Make an exact transcription of the material, leaving out all images.

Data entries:
○ ○ ○ ○

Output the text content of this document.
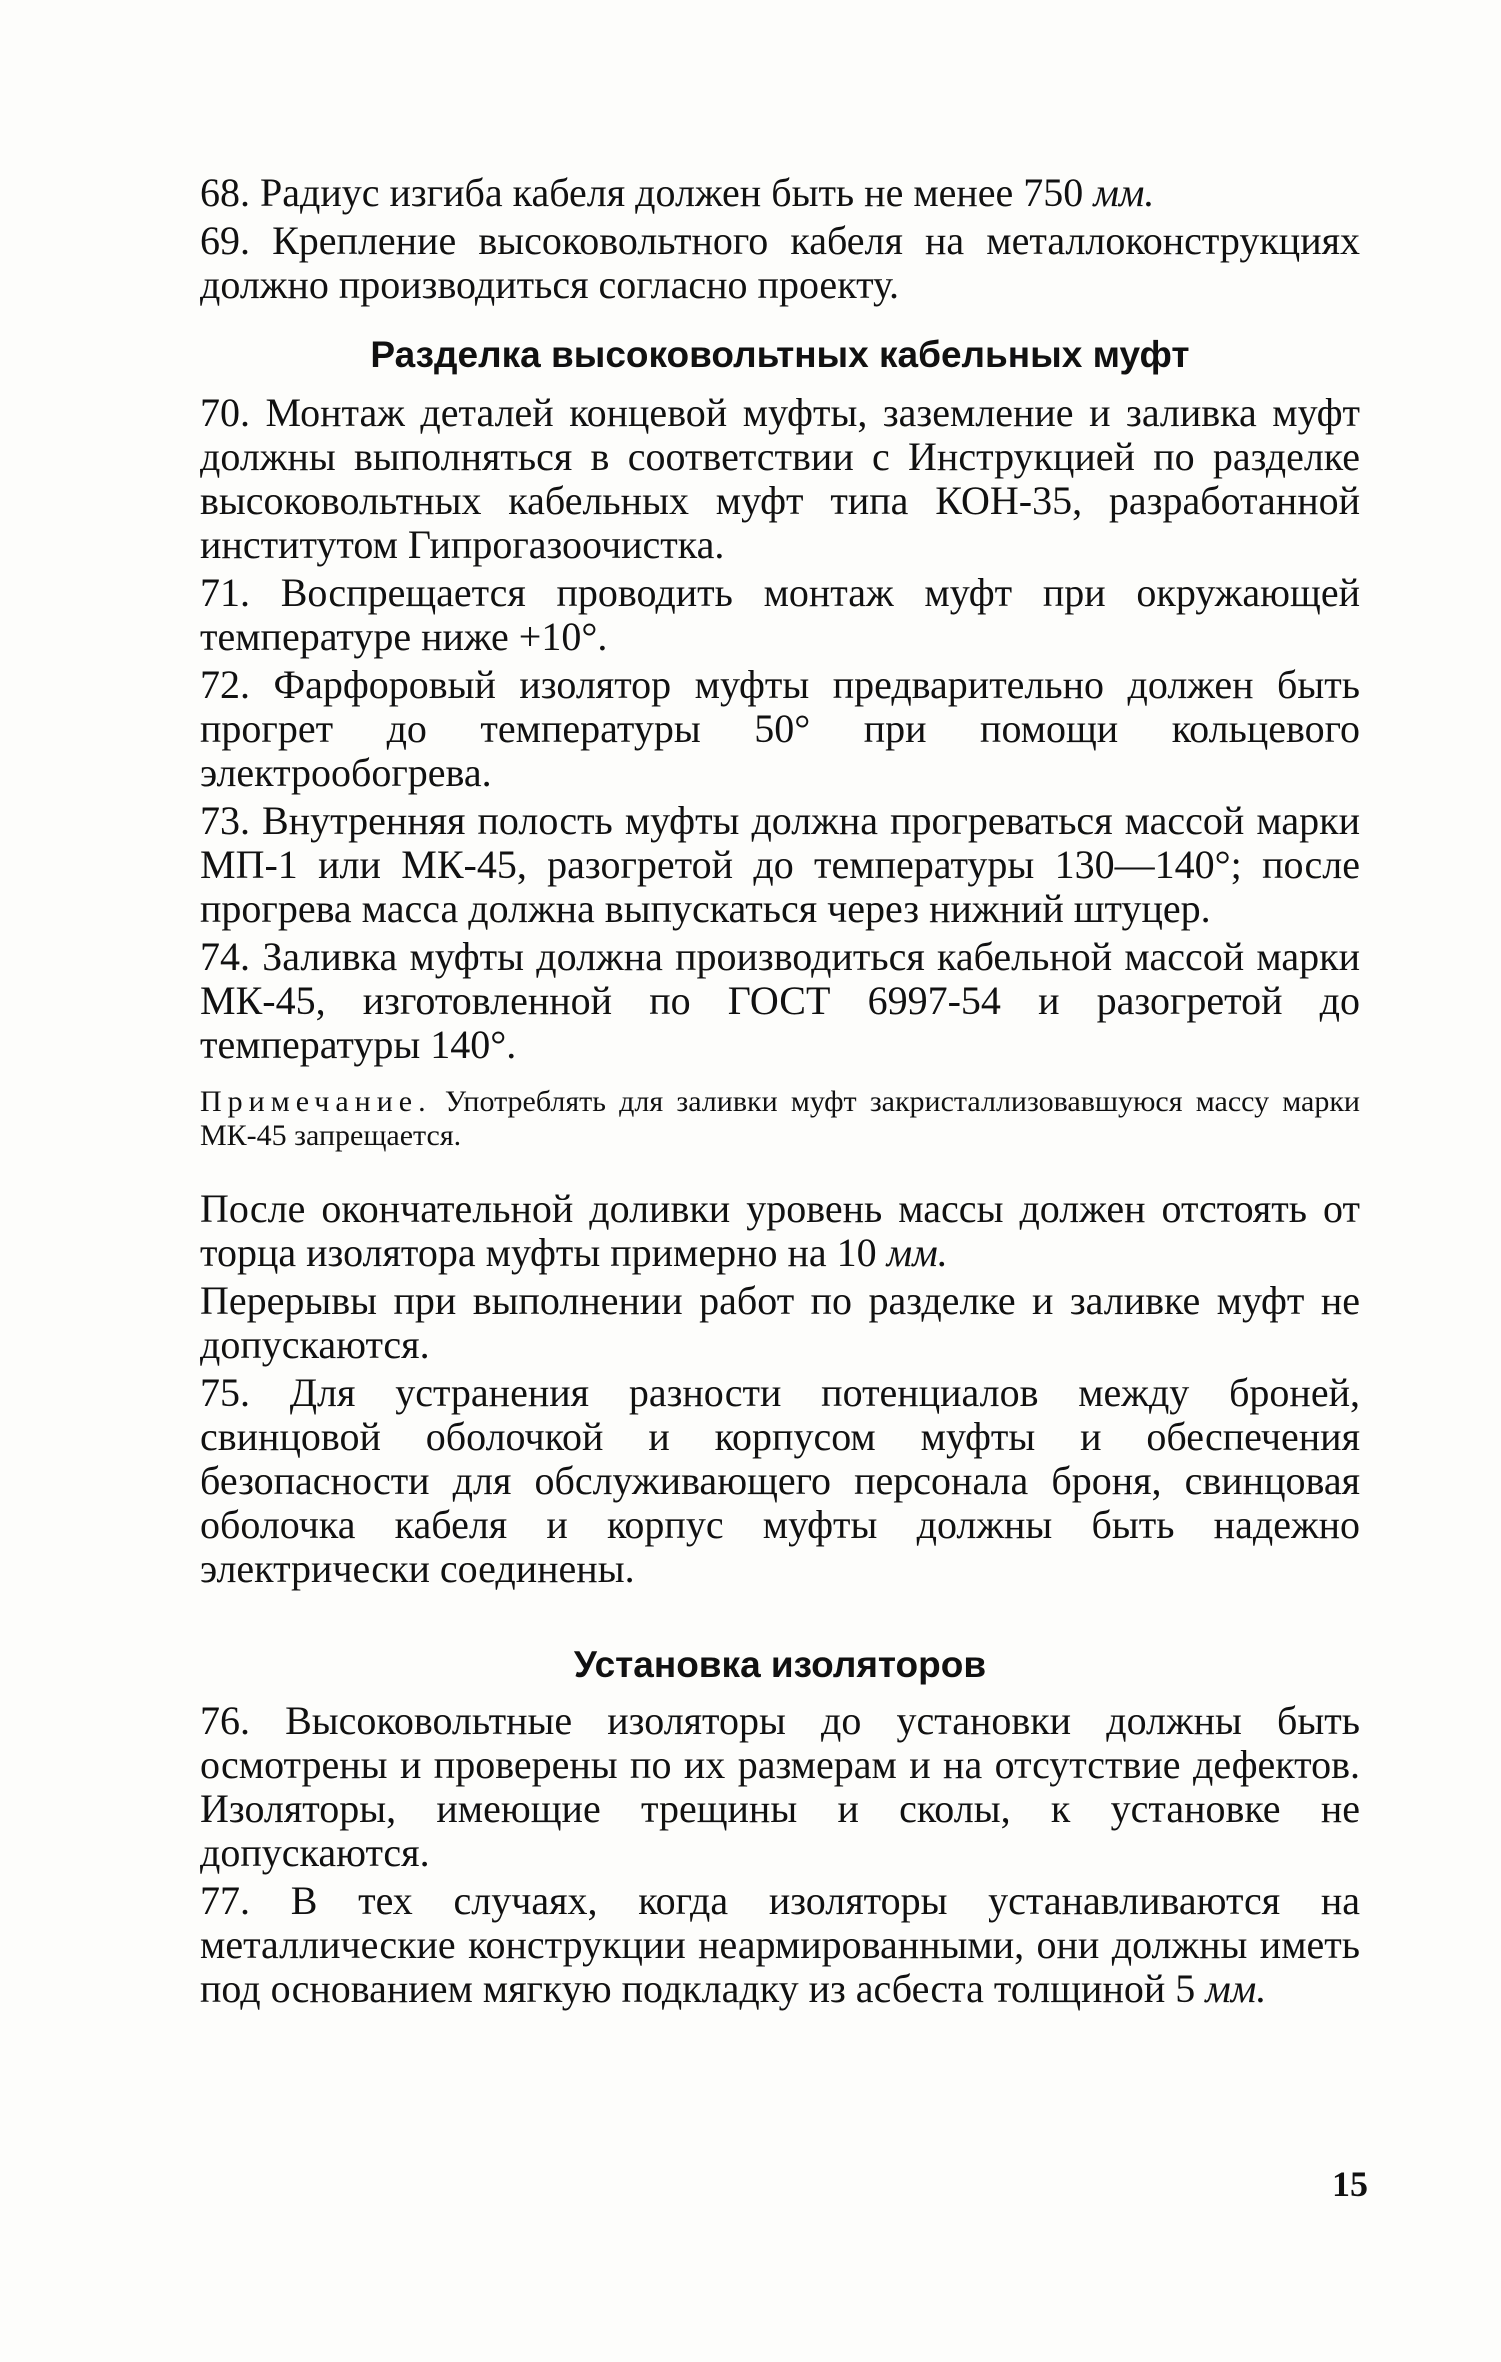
68. Радиус изгиба кабеля должен быть не менее 750 мм.

69. Крепление высоковольтного кабеля на металлоконструкциях должно производиться согласно проекту.

Разделка высоковольтных кабельных муфт

70. Монтаж деталей концевой муфты, заземление и заливка муфт должны выполняться в соответствии с Инструкцией по разделке высоковольтных кабельных муфт типа КОН-35, разработанной институтом Гипрогазоочистка.

71. Воспрещается проводить монтаж муфт при окружающей температуре ниже +10°.

72. Фарфоровый изолятор муфты предварительно должен быть прогрет до температуры 50° при помощи кольцевого электрообогрева.

73. Внутренняя полость муфты должна прогреваться массой марки МП-1 или МК-45, разогретой до температуры 130—140°; после прогрева масса должна выпускаться через нижний штуцер.

74. Заливка муфты должна производиться кабельной массой марки МК-45, изготовленной по ГОСТ 6997-54 и разогретой до температуры 140°.

Примечание. Употреблять для заливки муфт закристаллизовавшуюся массу марки МК-45 запрещается.

После окончательной доливки уровень массы должен отстоять от торца изолятора муфты примерно на 10 мм.

Перерывы при выполнении работ по разделке и заливке муфт не допускаются.

75. Для устранения разности потенциалов между броней, свинцовой оболочкой и корпусом муфты и обеспечения безопасности для обслуживающего персонала броня, свинцовая оболочка кабеля и корпус муфты должны быть надежно электрически соединены.

Установка изоляторов

76. Высоковольтные изоляторы до установки должны быть осмотрены и проверены по их размерам и на отсутствие дефектов. Изоляторы, имеющие трещины и сколы, к установке не допускаются.

77. В тех случаях, когда изоляторы устанавливаются на металлические конструкции неармированными, они должны иметь под основанием мягкую подкладку из асбеста толщиной 5 мм.

15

○ ○ ○ ○

▸ Task solution:
Output the text content of this document.
68. Радиус изгиба кабеля должен быть не менее 750 мм.

69. Крепление высоковольтного кабеля на металлоконструкциях должно производиться согласно проекту.

Разделка высоковольтных кабельных муфт

70. Монтаж деталей концевой муфты, заземление и заливка муфт должны выполняться в соответствии с Инструкцией по разделке высоковольтных кабельных муфт типа КОН-35, разработанной институтом Гипрогазоочистка.

71. Воспрещается проводить монтаж муфт при окружающей температуре ниже +10°.

72. Фарфоровый изолятор муфты предварительно должен быть прогрет до температуры 50° при помощи кольцевого электрообогрева.

73. Внутренняя полость муфты должна прогреваться массой марки МП-1 или МК-45, разогретой до температуры 130—140°; после прогрева масса должна выпускаться через нижний штуцер.

74. Заливка муфты должна производиться кабельной массой марки МК-45, изготовленной по ГОСТ 6997-54 и разогретой до температуры 140°.

Примечание. Употреблять для заливки муфт закристаллизовавшуюся массу марки МК-45 запрещается.

После окончательной доливки уровень массы должен отстоять от торца изолятора муфты примерно на 10 мм.

Перерывы при выполнении работ по разделке и заливке муфт не допускаются.

75. Для устранения разности потенциалов между броней, свинцовой оболочкой и корпусом муфты и обеспечения безопасности для обслуживающего персонала броня, свинцовая оболочка кабеля и корпус муфты должны быть надежно электрически соединены.

Установка изоляторов

76. Высоковольтные изоляторы до установки должны быть осмотрены и проверены по их размерам и на отсутствие дефектов. Изоляторы, имеющие трещины и сколы, к установке не допускаются.

77. В тех случаях, когда изоляторы устанавливаются на металлические конструкции неармированными, они должны иметь под основанием мягкую подкладку из асбеста толщиной 5 мм.

15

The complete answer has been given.